--- Start of Excerpted data ---
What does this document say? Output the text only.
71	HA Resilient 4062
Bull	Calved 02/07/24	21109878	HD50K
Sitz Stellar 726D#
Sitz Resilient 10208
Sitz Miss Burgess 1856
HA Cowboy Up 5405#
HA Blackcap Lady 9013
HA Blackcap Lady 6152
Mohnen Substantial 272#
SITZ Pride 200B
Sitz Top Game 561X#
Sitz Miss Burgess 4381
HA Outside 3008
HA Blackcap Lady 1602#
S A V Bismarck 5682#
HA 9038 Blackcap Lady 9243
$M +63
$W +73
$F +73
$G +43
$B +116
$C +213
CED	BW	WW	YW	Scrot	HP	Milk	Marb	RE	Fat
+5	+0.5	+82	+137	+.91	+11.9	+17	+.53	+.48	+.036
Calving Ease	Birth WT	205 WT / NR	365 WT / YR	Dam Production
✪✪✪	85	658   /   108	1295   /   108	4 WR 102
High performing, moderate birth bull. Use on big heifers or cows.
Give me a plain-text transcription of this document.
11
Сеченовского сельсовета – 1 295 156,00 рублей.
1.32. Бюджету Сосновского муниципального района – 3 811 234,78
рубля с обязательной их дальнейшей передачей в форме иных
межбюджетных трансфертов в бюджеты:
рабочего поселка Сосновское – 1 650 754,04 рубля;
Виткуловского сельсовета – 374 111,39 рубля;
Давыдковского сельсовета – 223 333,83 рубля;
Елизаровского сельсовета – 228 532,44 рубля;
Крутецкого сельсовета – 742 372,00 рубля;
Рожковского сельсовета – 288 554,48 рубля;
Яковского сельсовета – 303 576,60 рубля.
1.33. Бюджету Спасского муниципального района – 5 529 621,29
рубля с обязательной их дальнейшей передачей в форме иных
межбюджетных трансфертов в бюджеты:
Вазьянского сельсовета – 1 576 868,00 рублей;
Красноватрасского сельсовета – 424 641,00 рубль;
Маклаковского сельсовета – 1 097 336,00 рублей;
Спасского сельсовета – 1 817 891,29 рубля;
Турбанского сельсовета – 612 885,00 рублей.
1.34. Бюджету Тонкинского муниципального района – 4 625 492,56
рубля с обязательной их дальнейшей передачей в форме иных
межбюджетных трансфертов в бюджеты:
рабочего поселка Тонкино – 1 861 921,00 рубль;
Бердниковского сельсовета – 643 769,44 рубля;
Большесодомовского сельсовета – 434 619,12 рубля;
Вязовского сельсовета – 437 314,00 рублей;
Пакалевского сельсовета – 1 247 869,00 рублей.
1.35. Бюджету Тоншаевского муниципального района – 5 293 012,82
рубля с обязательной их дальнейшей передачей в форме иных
--- End of Excerpted data ---
Instruction:
Copy all lines above containing the string "муниципального".

Answer:
1.32. Бюджету Сосновского муниципального района – 3 811 234,78
1.33. Бюджету Спасского муниципального района – 5 529 621,29
1.34. Бюджету Тонкинского муниципального района – 4 625 492,56
1.35. Бюджету Тоншаевского муниципального района – 5 293 012,82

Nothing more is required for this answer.